[Data excerpts]

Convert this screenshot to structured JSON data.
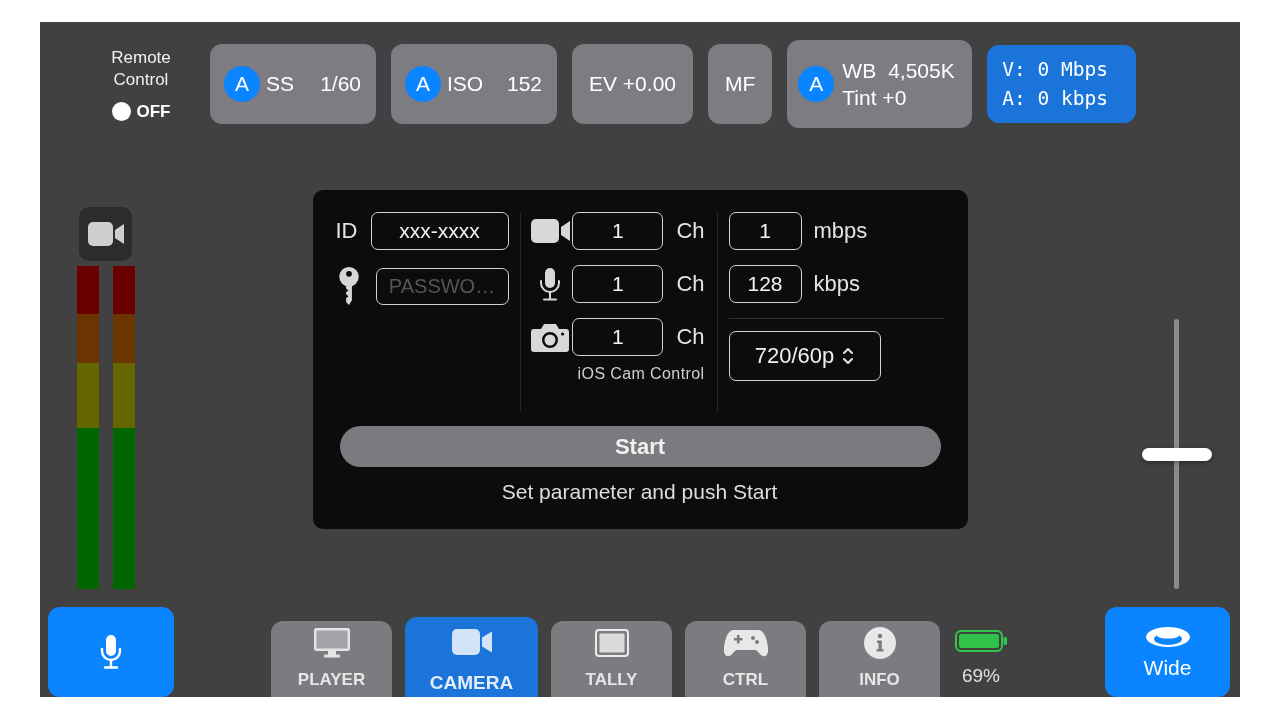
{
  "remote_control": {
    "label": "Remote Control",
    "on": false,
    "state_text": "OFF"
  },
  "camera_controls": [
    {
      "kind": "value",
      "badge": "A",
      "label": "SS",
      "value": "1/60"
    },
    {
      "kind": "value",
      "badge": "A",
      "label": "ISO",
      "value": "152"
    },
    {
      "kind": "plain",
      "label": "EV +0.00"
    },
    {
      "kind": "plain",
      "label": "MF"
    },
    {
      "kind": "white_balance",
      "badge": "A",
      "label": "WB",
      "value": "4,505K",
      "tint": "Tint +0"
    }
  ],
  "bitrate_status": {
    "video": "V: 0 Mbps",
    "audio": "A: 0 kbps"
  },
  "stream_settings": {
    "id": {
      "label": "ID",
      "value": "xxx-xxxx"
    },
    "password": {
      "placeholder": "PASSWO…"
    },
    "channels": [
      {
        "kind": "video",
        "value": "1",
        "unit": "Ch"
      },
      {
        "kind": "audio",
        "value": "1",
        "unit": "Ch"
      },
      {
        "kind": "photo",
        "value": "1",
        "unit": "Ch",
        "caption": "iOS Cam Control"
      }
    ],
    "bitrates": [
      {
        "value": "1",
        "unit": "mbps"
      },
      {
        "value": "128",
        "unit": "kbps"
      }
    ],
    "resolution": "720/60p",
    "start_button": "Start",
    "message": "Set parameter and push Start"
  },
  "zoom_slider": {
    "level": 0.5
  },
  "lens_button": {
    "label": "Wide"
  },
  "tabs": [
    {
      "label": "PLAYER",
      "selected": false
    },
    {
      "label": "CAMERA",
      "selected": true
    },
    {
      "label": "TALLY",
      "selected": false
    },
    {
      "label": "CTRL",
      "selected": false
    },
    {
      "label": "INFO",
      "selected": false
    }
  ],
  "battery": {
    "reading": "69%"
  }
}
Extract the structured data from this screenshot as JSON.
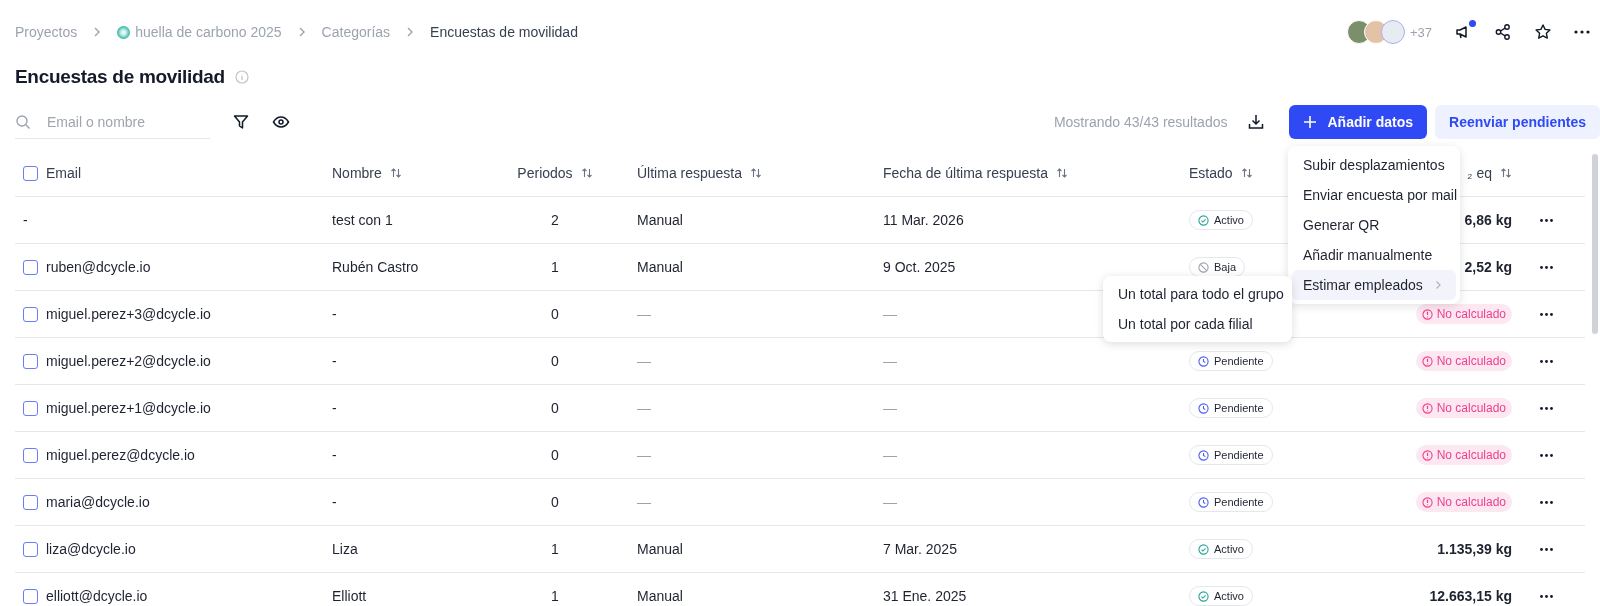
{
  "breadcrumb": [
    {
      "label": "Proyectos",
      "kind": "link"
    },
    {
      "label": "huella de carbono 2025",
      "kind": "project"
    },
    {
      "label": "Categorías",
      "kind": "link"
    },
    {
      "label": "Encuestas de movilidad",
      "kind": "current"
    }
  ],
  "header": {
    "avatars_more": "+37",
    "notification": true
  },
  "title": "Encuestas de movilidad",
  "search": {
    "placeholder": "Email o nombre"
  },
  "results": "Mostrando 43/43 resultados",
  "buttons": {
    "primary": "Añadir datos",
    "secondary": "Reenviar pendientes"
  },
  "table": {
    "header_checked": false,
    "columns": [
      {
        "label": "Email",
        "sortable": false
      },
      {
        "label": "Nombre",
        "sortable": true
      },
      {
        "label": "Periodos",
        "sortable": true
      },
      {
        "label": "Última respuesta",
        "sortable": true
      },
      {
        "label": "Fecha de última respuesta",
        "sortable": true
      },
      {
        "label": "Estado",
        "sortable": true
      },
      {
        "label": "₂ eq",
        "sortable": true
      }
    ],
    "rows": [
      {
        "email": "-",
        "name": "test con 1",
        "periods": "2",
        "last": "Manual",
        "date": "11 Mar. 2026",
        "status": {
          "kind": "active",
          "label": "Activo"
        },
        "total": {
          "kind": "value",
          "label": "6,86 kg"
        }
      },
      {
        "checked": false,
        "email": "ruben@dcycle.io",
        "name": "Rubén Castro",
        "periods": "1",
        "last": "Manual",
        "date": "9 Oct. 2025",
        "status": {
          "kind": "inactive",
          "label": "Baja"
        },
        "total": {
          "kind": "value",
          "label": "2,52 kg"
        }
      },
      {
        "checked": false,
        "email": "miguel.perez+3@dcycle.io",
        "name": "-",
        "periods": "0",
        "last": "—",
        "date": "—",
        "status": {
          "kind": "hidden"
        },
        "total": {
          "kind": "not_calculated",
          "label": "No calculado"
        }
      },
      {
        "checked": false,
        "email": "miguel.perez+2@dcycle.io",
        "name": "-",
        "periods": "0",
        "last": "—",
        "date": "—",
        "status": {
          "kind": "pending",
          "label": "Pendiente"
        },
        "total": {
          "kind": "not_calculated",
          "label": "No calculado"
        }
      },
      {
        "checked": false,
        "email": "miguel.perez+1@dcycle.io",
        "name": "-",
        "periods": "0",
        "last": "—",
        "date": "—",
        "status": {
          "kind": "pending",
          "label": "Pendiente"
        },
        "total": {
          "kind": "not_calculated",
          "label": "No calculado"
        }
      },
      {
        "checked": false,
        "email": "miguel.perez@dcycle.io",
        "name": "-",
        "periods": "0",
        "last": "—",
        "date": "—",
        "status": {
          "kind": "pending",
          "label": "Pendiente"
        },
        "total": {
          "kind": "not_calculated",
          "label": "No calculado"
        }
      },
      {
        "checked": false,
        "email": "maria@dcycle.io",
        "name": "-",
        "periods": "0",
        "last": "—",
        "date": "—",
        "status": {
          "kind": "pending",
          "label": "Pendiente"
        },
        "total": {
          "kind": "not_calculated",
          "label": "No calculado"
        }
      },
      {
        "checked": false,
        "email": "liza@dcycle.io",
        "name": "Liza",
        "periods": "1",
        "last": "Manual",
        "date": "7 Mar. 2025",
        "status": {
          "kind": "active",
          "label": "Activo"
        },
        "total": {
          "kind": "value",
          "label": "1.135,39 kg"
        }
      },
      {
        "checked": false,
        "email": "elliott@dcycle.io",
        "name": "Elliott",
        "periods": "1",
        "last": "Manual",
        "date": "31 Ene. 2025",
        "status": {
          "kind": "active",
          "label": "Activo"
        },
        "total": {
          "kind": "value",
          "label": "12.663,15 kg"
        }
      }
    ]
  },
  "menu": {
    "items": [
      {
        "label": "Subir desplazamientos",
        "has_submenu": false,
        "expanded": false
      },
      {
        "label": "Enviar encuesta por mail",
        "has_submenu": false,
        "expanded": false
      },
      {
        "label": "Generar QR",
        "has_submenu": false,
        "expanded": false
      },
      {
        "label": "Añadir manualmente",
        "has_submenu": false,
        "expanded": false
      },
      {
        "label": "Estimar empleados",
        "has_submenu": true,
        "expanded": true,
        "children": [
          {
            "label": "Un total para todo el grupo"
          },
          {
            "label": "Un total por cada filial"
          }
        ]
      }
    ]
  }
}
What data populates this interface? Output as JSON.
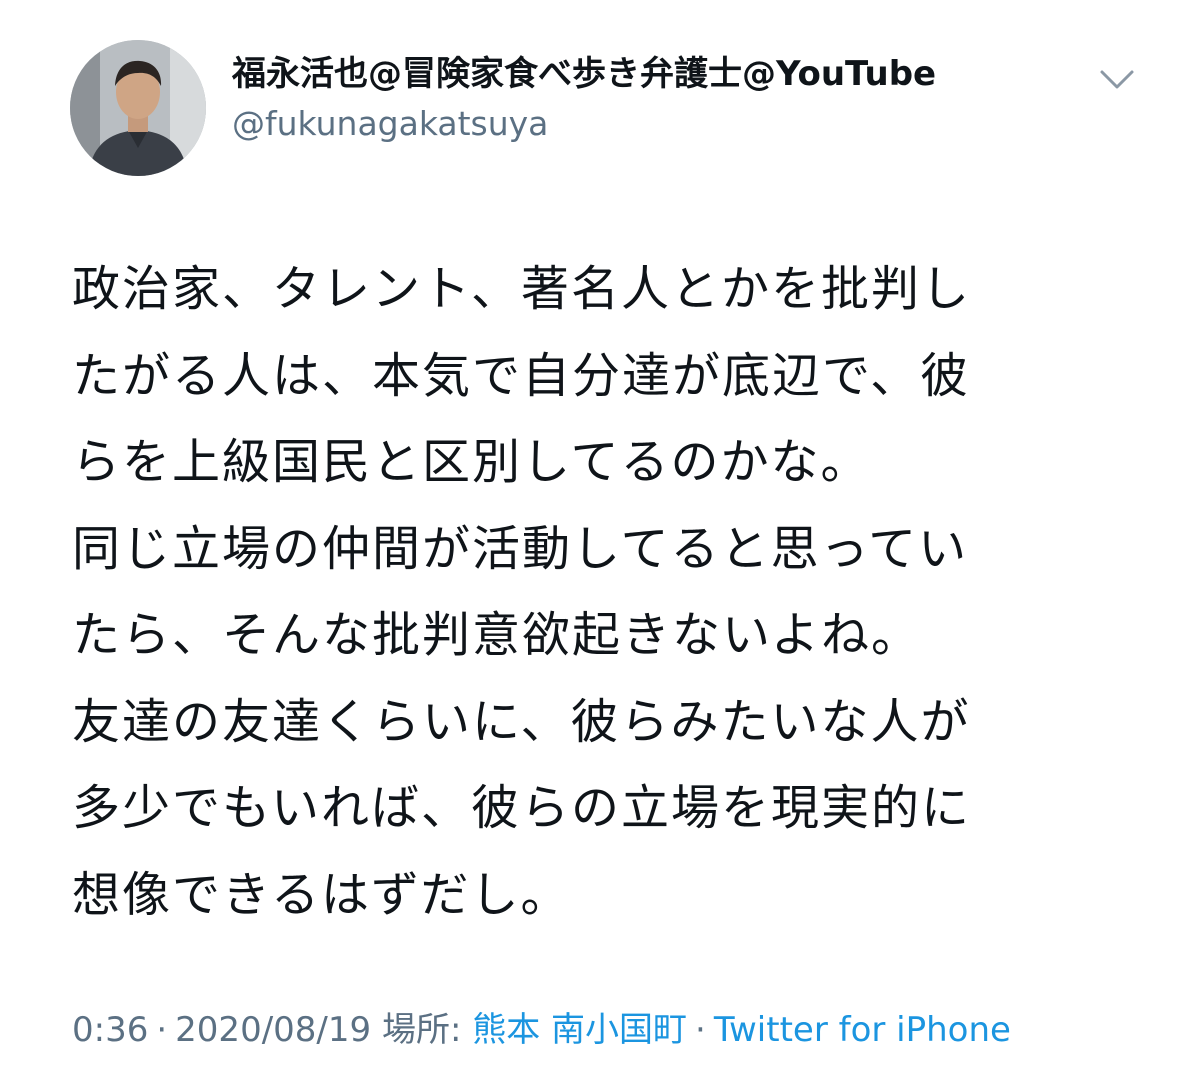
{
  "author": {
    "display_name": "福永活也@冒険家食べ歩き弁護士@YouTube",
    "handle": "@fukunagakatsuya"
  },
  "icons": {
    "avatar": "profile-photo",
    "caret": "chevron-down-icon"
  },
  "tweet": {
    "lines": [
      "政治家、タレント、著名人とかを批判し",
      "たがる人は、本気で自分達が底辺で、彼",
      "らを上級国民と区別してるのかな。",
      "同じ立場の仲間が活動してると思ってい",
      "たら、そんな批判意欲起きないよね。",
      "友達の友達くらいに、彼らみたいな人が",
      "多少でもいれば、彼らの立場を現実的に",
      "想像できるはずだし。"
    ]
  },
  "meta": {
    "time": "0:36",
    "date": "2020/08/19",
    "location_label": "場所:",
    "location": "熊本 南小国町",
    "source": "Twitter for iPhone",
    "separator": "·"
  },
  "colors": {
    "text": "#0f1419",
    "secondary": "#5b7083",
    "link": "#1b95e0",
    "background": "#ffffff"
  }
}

• [Exercise details]: Pictures stay out; repeat all the rest of the records exactly.

• [Solution to this problem]:
Convert this screenshot to structured JSON data.
{
  "remote_control": {
    "label": "Remote Control",
    "on": false,
    "state_text": "OFF"
  },
  "camera_controls": [
    {
      "kind": "value",
      "badge": "A",
      "label": "SS",
      "value": "1/60"
    },
    {
      "kind": "value",
      "badge": "A",
      "label": "ISO",
      "value": "152"
    },
    {
      "kind": "plain",
      "label": "EV +0.00"
    },
    {
      "kind": "plain",
      "label": "MF"
    },
    {
      "kind": "white_balance",
      "badge": "A",
      "label": "WB",
      "value": "4,505K",
      "tint": "Tint +0"
    }
  ],
  "bitrate_status": {
    "video": "V: 0 Mbps",
    "audio": "A: 0 kbps"
  },
  "stream_settings": {
    "id": {
      "label": "ID",
      "value": "xxx-xxxx"
    },
    "password": {
      "placeholder": "PASSWO…"
    },
    "channels": [
      {
        "kind": "video",
        "value": "1",
        "unit": "Ch"
      },
      {
        "kind": "audio",
        "value": "1",
        "unit": "Ch"
      },
      {
        "kind": "photo",
        "value": "1",
        "unit": "Ch",
        "caption": "iOS Cam Control"
      }
    ],
    "bitrates": [
      {
        "value": "1",
        "unit": "mbps"
      },
      {
        "value": "128",
        "unit": "kbps"
      }
    ],
    "resolution": "720/60p",
    "start_button": "Start",
    "message": "Set parameter and push Start"
  },
  "zoom_slider": {
    "level": 0.5
  },
  "lens_button": {
    "label": "Wide"
  },
  "tabs": [
    {
      "label": "PLAYER",
      "selected": false
    },
    {
      "label": "CAMERA",
      "selected": true
    },
    {
      "label": "TALLY",
      "selected": false
    },
    {
      "label": "CTRL",
      "selected": false
    },
    {
      "label": "INFO",
      "selected": false
    }
  ],
  "battery": {
    "reading": "69%"
  }
}
Extract the structured data from this screenshot as JSON.
{
  "breadcrumb": [
    {
      "label": "Proyectos",
      "kind": "link"
    },
    {
      "label": "huella de carbono 2025",
      "kind": "project"
    },
    {
      "label": "Categorías",
      "kind": "link"
    },
    {
      "label": "Encuestas de movilidad",
      "kind": "current"
    }
  ],
  "header": {
    "avatars_more": "+37",
    "notification": true
  },
  "title": "Encuestas de movilidad",
  "search": {
    "placeholder": "Email o nombre"
  },
  "results": "Mostrando 43/43 resultados",
  "buttons": {
    "primary": "Añadir datos",
    "secondary": "Reenviar pendientes"
  },
  "table": {
    "header_checked": false,
    "columns": [
      {
        "label": "Email",
        "sortable": false
      },
      {
        "label": "Nombre",
        "sortable": true
      },
      {
        "label": "Periodos",
        "sortable": true
      },
      {
        "label": "Última respuesta",
        "sortable": true
      },
      {
        "label": "Fecha de última respuesta",
        "sortable": true
      },
      {
        "label": "Estado",
        "sortable": true
      },
      {
        "label": "₂ eq",
        "sortable": true
      }
    ],
    "rows": [
      {
        "email": "-",
        "name": "test con 1",
        "periods": "2",
        "last": "Manual",
        "date": "11 Mar. 2026",
        "status": {
          "kind": "active",
          "label": "Activo"
        },
        "total": {
          "kind": "value",
          "label": "6,86 kg"
        }
      },
      {
        "checked": false,
        "email": "ruben@dcycle.io",
        "name": "Rubén Castro",
        "periods": "1",
        "last": "Manual",
        "date": "9 Oct. 2025",
        "status": {
          "kind": "inactive",
          "label": "Baja"
        },
        "total": {
          "kind": "value",
          "label": "2,52 kg"
        }
      },
      {
        "checked": false,
        "email": "miguel.perez+3@dcycle.io",
        "name": "-",
        "periods": "0",
        "last": "—",
        "date": "—",
        "status": {
          "kind": "hidden"
        },
        "total": {
          "kind": "not_calculated",
          "label": "No calculado"
        }
      },
      {
        "checked": false,
        "email": "miguel.perez+2@dcycle.io",
        "name": "-",
        "periods": "0",
        "last": "—",
        "date": "—",
        "status": {
          "kind": "pending",
          "label": "Pendiente"
        },
        "total": {
          "kind": "not_calculated",
          "label": "No calculado"
        }
      },
      {
        "checked": false,
        "email": "miguel.perez+1@dcycle.io",
        "name": "-",
        "periods": "0",
        "last": "—",
        "date": "—",
        "status": {
          "kind": "pending",
          "label": "Pendiente"
        },
        "total": {
          "kind": "not_calculated",
          "label": "No calculado"
        }
      },
      {
        "checked": false,
        "email": "miguel.perez@dcycle.io",
        "name": "-",
        "periods": "0",
        "last": "—",
        "date": "—",
        "status": {
          "kind": "pending",
          "label": "Pendiente"
        },
        "total": {
          "kind": "not_calculated",
          "label": "No calculado"
        }
      },
      {
        "checked": false,
        "email": "maria@dcycle.io",
        "name": "-",
        "periods": "0",
        "last": "—",
        "date": "—",
        "status": {
          "kind": "pending",
          "label": "Pendiente"
        },
        "total": {
          "kind": "not_calculated",
          "label": "No calculado"
        }
      },
      {
        "checked": false,
        "email": "liza@dcycle.io",
        "name": "Liza",
        "periods": "1",
        "last": "Manual",
        "date": "7 Mar. 2025",
        "status": {
          "kind": "active",
          "label": "Activo"
        },
        "total": {
          "kind": "value",
          "label": "1.135,39 kg"
        }
      },
      {
        "checked": false,
        "email": "elliott@dcycle.io",
        "name": "Elliott",
        "periods": "1",
        "last": "Manual",
        "date": "31 Ene. 2025",
        "status": {
          "kind": "active",
          "label": "Activo"
        },
        "total": {
          "kind": "value",
          "label": "12.663,15 kg"
        }
      }
    ]
  },
  "menu": {
    "items": [
      {
        "label": "Subir desplazamientos",
        "has_submenu": false,
        "expanded": false
      },
      {
        "label": "Enviar encuesta por mail",
        "has_submenu": false,
        "expanded": false
      },
      {
        "label": "Generar QR",
        "has_submenu": false,
        "expanded": false
      },
      {
        "label": "Añadir manualmente",
        "has_submenu": false,
        "expanded": false
      },
      {
        "label": "Estimar empleados",
        "has_submenu": true,
        "expanded": true,
        "children": [
          {
            "label": "Un total para todo el grupo"
          },
          {
            "label": "Un total por cada filial"
          }
        ]
      }
    ]
  }
}
What data populates this interface? Output as JSON.
{
  "author": {
    "display_name": "福永活也@冒険家食べ歩き弁護士@YouTube",
    "handle": "@fukunagakatsuya"
  },
  "icons": {
    "avatar": "profile-photo",
    "caret": "chevron-down-icon"
  },
  "tweet": {
    "lines": [
      "政治家、タレント、著名人とかを批判し",
      "たがる人は、本気で自分達が底辺で、彼",
      "らを上級国民と区別してるのかな。",
      "同じ立場の仲間が活動してると思ってい",
      "たら、そんな批判意欲起きないよね。",
      "友達の友達くらいに、彼らみたいな人が",
      "多少でもいれば、彼らの立場を現実的に",
      "想像できるはずだし。"
    ]
  },
  "meta": {
    "time": "0:36",
    "date": "2020/08/19",
    "location_label": "場所:",
    "location": "熊本 南小国町",
    "source": "Twitter for iPhone",
    "separator": "·"
  },
  "colors": {
    "text": "#0f1419",
    "secondary": "#5b7083",
    "link": "#1b95e0",
    "background": "#ffffff"
  }
}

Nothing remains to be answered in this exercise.